* [JOB] Locate the word "edizione" in the entries below, then gather every line that holds it.

[Dataset entries]
>> start
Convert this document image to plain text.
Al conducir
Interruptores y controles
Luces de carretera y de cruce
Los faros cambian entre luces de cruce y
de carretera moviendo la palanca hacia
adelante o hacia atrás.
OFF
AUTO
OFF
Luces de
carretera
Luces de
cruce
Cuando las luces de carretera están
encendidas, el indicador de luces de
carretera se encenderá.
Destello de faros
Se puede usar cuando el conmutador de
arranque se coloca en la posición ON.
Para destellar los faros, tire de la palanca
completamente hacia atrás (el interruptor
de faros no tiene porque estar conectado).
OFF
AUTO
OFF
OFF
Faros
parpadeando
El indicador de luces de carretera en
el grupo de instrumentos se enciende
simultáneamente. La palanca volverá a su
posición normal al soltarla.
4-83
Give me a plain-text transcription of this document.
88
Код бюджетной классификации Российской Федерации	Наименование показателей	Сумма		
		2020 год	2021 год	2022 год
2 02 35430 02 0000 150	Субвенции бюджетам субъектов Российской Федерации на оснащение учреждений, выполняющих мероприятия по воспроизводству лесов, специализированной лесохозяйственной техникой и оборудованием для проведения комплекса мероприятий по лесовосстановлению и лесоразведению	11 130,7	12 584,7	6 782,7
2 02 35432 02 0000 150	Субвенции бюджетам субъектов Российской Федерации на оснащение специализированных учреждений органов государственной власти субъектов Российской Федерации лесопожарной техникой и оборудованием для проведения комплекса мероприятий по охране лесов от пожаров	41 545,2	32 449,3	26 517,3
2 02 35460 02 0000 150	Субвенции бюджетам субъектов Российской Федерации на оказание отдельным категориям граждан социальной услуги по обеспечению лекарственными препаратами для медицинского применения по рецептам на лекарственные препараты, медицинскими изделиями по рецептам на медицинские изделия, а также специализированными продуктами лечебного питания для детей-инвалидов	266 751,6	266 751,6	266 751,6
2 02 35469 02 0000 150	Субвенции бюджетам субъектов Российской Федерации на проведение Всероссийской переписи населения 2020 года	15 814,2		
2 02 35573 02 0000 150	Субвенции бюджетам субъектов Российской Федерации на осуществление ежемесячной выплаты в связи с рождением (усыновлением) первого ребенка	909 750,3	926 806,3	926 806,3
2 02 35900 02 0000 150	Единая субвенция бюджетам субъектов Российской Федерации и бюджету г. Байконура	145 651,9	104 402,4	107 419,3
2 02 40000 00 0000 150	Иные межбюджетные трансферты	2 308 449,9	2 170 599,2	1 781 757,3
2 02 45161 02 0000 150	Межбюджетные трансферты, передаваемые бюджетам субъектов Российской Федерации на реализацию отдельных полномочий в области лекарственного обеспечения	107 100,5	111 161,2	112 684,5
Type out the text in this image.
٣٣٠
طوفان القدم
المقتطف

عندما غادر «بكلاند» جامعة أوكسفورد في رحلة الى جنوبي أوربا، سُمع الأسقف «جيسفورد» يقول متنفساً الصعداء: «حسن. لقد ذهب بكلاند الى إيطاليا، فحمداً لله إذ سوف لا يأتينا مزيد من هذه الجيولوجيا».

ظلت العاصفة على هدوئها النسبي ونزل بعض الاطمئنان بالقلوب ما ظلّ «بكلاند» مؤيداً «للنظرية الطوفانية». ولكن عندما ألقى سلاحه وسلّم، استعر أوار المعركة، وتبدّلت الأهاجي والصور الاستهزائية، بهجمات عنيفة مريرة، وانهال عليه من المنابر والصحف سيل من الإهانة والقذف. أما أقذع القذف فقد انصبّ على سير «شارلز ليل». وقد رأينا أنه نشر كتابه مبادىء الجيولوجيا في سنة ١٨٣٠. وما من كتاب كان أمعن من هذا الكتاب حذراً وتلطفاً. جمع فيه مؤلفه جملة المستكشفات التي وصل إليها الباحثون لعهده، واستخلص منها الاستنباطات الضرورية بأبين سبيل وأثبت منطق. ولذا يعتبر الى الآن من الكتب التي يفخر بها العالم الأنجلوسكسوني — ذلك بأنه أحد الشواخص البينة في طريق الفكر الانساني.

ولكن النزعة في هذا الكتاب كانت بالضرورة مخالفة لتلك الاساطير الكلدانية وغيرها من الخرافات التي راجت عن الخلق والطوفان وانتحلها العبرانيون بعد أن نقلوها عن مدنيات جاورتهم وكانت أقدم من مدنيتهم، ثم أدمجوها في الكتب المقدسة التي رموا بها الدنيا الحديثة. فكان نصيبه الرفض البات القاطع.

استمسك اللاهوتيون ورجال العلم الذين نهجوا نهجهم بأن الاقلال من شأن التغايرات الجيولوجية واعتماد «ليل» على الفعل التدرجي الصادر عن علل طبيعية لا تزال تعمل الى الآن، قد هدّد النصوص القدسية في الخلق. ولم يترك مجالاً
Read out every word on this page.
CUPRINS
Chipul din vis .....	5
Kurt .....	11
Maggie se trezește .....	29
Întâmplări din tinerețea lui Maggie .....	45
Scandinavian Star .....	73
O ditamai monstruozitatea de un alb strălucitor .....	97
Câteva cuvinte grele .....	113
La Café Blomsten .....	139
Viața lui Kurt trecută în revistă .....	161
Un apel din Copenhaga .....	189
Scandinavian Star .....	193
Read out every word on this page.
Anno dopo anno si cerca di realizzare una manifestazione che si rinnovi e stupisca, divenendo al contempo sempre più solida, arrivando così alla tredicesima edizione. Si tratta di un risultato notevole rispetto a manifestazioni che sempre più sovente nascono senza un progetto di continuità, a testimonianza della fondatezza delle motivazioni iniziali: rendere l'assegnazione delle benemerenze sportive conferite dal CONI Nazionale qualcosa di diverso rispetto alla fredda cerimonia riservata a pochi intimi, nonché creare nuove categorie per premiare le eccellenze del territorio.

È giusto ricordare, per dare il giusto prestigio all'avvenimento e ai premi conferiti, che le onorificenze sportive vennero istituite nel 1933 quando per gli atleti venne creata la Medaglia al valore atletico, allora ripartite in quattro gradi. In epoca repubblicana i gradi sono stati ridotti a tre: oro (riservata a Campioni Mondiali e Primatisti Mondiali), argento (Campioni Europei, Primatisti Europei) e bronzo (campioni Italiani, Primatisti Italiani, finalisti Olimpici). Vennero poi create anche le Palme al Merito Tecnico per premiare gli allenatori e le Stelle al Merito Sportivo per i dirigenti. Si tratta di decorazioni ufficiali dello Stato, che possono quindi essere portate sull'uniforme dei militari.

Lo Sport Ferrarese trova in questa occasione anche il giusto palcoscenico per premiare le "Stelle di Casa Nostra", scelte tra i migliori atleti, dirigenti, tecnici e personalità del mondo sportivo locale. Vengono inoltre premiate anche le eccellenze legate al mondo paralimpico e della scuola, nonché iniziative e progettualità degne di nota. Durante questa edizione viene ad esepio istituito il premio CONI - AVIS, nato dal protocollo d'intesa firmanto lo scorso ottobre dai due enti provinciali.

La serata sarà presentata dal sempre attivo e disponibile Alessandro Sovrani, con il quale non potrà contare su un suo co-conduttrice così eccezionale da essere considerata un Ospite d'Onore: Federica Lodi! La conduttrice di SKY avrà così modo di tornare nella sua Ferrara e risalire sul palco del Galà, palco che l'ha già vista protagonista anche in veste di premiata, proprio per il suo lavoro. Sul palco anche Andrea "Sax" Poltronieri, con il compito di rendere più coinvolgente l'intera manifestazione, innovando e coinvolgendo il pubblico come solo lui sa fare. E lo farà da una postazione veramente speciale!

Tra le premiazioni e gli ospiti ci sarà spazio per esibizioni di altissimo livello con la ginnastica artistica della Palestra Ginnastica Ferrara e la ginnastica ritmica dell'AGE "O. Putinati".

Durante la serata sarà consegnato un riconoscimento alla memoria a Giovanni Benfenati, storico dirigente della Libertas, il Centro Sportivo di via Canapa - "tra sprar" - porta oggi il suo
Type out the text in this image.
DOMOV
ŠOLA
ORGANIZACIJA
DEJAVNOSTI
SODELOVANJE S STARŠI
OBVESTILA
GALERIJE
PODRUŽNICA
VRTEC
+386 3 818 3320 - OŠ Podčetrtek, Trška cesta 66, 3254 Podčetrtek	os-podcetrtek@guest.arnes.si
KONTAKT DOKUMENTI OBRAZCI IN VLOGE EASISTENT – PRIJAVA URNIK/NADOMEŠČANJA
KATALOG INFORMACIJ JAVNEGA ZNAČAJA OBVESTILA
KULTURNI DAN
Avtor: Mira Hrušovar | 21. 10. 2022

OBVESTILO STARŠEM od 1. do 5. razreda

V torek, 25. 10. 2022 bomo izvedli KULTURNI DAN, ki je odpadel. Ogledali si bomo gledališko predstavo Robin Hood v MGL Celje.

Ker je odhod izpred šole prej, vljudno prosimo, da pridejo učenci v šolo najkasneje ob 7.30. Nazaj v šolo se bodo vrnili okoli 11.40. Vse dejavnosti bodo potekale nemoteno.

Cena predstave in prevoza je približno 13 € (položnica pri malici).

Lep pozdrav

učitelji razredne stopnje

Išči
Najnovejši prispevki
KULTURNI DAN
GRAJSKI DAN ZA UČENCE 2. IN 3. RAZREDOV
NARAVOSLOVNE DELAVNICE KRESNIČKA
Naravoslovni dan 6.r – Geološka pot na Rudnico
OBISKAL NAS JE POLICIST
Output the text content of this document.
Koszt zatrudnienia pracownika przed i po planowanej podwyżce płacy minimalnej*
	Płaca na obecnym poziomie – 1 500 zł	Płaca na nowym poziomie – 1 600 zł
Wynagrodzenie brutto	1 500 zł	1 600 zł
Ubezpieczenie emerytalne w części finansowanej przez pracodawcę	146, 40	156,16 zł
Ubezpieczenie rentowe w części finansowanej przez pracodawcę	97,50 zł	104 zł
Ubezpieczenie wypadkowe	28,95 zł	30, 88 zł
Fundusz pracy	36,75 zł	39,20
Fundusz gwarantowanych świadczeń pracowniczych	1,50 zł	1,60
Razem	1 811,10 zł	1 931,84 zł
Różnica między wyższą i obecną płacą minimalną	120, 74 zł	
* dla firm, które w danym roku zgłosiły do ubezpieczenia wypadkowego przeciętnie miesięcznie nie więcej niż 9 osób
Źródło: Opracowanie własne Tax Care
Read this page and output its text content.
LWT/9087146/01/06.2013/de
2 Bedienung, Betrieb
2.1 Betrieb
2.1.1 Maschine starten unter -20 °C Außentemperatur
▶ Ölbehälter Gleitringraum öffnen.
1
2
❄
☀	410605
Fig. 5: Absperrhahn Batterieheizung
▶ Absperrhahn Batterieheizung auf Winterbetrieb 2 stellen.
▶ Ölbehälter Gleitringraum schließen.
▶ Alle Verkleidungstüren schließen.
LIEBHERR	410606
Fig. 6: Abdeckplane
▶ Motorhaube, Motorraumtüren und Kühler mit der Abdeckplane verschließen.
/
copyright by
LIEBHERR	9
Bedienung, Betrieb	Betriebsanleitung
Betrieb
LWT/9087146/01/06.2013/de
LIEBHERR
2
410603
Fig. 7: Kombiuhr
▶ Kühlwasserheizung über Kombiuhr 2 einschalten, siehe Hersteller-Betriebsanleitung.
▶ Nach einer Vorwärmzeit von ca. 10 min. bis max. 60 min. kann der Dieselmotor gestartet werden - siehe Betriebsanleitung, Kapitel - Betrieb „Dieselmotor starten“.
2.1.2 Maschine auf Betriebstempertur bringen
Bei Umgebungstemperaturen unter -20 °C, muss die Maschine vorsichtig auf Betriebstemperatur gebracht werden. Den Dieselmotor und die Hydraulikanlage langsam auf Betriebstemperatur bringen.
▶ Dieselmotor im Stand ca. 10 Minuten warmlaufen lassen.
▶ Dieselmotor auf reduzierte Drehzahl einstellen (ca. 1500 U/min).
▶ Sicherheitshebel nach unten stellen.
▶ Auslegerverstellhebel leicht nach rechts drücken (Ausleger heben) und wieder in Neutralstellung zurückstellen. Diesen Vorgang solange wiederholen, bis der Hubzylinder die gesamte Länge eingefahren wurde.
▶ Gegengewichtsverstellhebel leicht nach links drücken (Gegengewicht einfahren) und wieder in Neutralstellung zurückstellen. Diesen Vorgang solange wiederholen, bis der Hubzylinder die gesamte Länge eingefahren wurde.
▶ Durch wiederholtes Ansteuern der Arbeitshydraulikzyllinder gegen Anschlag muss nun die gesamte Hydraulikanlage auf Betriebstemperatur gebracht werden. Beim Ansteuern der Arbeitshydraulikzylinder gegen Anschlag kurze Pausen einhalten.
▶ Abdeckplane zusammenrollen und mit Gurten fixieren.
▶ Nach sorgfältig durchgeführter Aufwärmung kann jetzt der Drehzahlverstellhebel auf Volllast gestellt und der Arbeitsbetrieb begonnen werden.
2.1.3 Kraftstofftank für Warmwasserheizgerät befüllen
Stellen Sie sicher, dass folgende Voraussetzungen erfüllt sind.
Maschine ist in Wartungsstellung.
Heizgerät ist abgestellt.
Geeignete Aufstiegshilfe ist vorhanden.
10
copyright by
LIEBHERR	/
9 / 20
>> end
* [EXERCISE SOLUTION]
Anno dopo anno si cerca di realizzare una manifestazione che si rinnovi e stupisca, divenendo al contempo sempre più solida, arrivando così alla tredicesima edizione. Si tratta di un risultato notevole rispetto a manifestazioni che sempre più sovente nascono senza un progetto di continuità, a testimonianza della fondatezza delle motivazioni iniziali: rendere l'assegnazione delle benemerenze sportive conferite dal CONI Nazionale qualcosa di diverso rispetto alla fredda cerimonia riservata a pochi intimi, nonché creare nuove categorie per premiare le eccellenze del territorio.
Lo Sport Ferrarese trova in questa occasione anche il giusto palcoscenico per premiare le "Stelle di Casa Nostra", scelte tra i migliori atleti, dirigenti, tecnici e personalità del mondo sportivo locale. Vengono inoltre premiate anche le eccellenze legate al mondo paralimpico e della scuola, nonché iniziative e progettualità degne di nota. Durante questa edizione viene ad esepio istituito il premio CONI - AVIS, nato dal protocollo d'intesa firmanto lo scorso ottobre dai due enti provinciali.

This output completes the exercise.